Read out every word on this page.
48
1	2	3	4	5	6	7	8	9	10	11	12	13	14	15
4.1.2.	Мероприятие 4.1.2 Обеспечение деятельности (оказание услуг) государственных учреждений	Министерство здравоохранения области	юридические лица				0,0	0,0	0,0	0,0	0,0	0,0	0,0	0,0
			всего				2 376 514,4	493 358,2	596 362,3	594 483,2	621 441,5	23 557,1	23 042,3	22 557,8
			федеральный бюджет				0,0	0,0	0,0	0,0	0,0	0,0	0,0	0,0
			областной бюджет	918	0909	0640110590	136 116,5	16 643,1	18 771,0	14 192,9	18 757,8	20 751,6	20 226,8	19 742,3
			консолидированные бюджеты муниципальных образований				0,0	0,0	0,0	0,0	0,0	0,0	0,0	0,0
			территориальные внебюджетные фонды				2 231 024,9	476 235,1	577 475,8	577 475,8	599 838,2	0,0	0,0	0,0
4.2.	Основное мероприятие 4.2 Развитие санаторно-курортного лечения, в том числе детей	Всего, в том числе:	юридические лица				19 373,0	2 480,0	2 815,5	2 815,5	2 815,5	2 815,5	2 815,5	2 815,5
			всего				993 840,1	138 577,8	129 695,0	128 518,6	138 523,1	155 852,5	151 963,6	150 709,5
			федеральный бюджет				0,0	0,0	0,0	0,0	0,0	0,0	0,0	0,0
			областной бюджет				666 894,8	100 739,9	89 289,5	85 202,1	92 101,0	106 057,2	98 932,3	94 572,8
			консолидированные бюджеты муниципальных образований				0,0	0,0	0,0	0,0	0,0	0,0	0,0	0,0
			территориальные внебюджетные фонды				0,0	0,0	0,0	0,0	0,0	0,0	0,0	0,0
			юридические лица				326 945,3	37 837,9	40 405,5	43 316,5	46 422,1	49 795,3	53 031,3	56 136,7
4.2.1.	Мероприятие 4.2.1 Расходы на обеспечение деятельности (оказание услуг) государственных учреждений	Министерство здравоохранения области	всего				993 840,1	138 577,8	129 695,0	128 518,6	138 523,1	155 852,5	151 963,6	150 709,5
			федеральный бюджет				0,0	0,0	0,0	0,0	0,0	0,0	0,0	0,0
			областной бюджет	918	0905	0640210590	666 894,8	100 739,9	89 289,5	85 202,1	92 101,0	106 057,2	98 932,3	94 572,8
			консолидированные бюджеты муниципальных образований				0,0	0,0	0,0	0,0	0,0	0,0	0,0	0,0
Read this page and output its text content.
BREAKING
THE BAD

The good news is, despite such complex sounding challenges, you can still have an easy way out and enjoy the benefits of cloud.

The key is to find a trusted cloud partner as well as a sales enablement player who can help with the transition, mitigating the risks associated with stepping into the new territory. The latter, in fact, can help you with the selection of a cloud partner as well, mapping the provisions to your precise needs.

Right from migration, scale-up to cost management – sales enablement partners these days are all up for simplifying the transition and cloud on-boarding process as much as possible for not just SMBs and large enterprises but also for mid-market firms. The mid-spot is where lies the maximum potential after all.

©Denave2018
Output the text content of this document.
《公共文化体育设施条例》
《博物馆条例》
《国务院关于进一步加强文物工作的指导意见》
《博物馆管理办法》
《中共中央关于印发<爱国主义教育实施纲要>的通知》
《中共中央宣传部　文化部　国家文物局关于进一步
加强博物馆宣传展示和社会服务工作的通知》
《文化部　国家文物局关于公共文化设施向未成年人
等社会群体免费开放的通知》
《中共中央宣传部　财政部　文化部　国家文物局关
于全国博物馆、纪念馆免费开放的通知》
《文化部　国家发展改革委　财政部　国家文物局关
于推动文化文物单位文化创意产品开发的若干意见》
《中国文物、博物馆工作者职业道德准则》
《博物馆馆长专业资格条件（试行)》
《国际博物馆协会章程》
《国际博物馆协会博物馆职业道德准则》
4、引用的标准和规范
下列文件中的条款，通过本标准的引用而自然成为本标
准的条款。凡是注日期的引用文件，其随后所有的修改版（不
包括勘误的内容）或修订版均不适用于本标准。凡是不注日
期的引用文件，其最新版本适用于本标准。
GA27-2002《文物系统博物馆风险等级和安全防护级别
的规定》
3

**WRITTEN TASK**
Extract the whole listing, character for character.

**EXERCISE SOLUTION**
Read out every word on this page.
48
1	2	3	4	5	6	7	8	9	10	11	12	13	14	15
4.1.2.	Мероприятие 4.1.2 Обеспечение деятельности (оказание услуг) государственных учреждений	Министерство здравоохранения области	юридические лица				0,0	0,0	0,0	0,0	0,0	0,0	0,0	0,0
			всего				2 376 514,4	493 358,2	596 362,3	594 483,2	621 441,5	23 557,1	23 042,3	22 557,8
			федеральный бюджет				0,0	0,0	0,0	0,0	0,0	0,0	0,0	0,0
			областной бюджет	918	0909	0640110590	136 116,5	16 643,1	18 771,0	14 192,9	18 757,8	20 751,6	20 226,8	19 742,3
			консолидированные бюджеты муниципальных образований				0,0	0,0	0,0	0,0	0,0	0,0	0,0	0,0
			территориальные внебюджетные фонды				2 231 024,9	476 235,1	577 475,8	577 475,8	599 838,2	0,0	0,0	0,0
4.2.	Основное мероприятие 4.2 Развитие санаторно-курортного лечения, в том числе детей	Всего, в том числе:	юридические лица				19 373,0	2 480,0	2 815,5	2 815,5	2 815,5	2 815,5	2 815,5	2 815,5
			всего				993 840,1	138 577,8	129 695,0	128 518,6	138 523,1	155 852,5	151 963,6	150 709,5
			федеральный бюджет				0,0	0,0	0,0	0,0	0,0	0,0	0,0	0,0
			областной бюджет				666 894,8	100 739,9	89 289,5	85 202,1	92 101,0	106 057,2	98 932,3	94 572,8
			консолидированные бюджеты муниципальных образований				0,0	0,0	0,0	0,0	0,0	0,0	0,0	0,0
			территориальные внебюджетные фонды				0,0	0,0	0,0	0,0	0,0	0,0	0,0	0,0
			юридические лица				326 945,3	37 837,9	40 405,5	43 316,5	46 422,1	49 795,3	53 031,3	56 136,7
4.2.1.	Мероприятие 4.2.1 Расходы на обеспечение деятельности (оказание услуг) государственных учреждений	Министерство здравоохранения области	всего				993 840,1	138 577,8	129 695,0	128 518,6	138 523,1	155 852,5	151 963,6	150 709,5
			федеральный бюджет				0,0	0,0	0,0	0,0	0,0	0,0	0,0	0,0
			областной бюджет	918	0905	0640210590	666 894,8	100 739,9	89 289,5	85 202,1	92 101,0	106 057,2	98 932,3	94 572,8
			консолидированные бюджеты муниципальных образований				0,0	0,0	0,0	0,0	0,0	0,0	0,0	0,0
Read this page and output its text content.
BREAKING
THE BAD

The good news is, despite such complex sounding challenges, you can still have an easy way out and enjoy the benefits of cloud.

The key is to find a trusted cloud partner as well as a sales enablement player who can help with the transition, mitigating the risks associated with stepping into the new territory. The latter, in fact, can help you with the selection of a cloud partner as well, mapping the provisions to your precise needs.

Right from migration, scale-up to cost management – sales enablement partners these days are all up for simplifying the transition and cloud on-boarding process as much as possible for not just SMBs and large enterprises but also for mid-market firms. The mid-spot is where lies the maximum potential after all.

©Denave2018
Output the text content of this document.
《公共文化体育设施条例》
《博物馆条例》
《国务院关于进一步加强文物工作的指导意见》
《博物馆管理办法》
《中共中央关于印发<爱国主义教育实施纲要>的通知》
《中共中央宣传部　文化部　国家文物局关于进一步
加强博物馆宣传展示和社会服务工作的通知》
《文化部　国家文物局关于公共文化设施向未成年人
等社会群体免费开放的通知》
《中共中央宣传部　财政部　文化部　国家文物局关
于全国博物馆、纪念馆免费开放的通知》
《文化部　国家发展改革委　财政部　国家文物局关
于推动文化文物单位文化创意产品开发的若干意见》
《中国文物、博物馆工作者职业道德准则》
《博物馆馆长专业资格条件（试行)》
《国际博物馆协会章程》
《国际博物馆协会博物馆职业道德准则》
4、引用的标准和规范
下列文件中的条款，通过本标准的引用而自然成为本标
准的条款。凡是注日期的引用文件，其随后所有的修改版（不
包括勘误的内容）或修订版均不适用于本标准。凡是不注日
期的引用文件，其最新版本适用于本标准。
GA27-2002《文物系统博物馆风险等级和安全防护级别
的规定》
3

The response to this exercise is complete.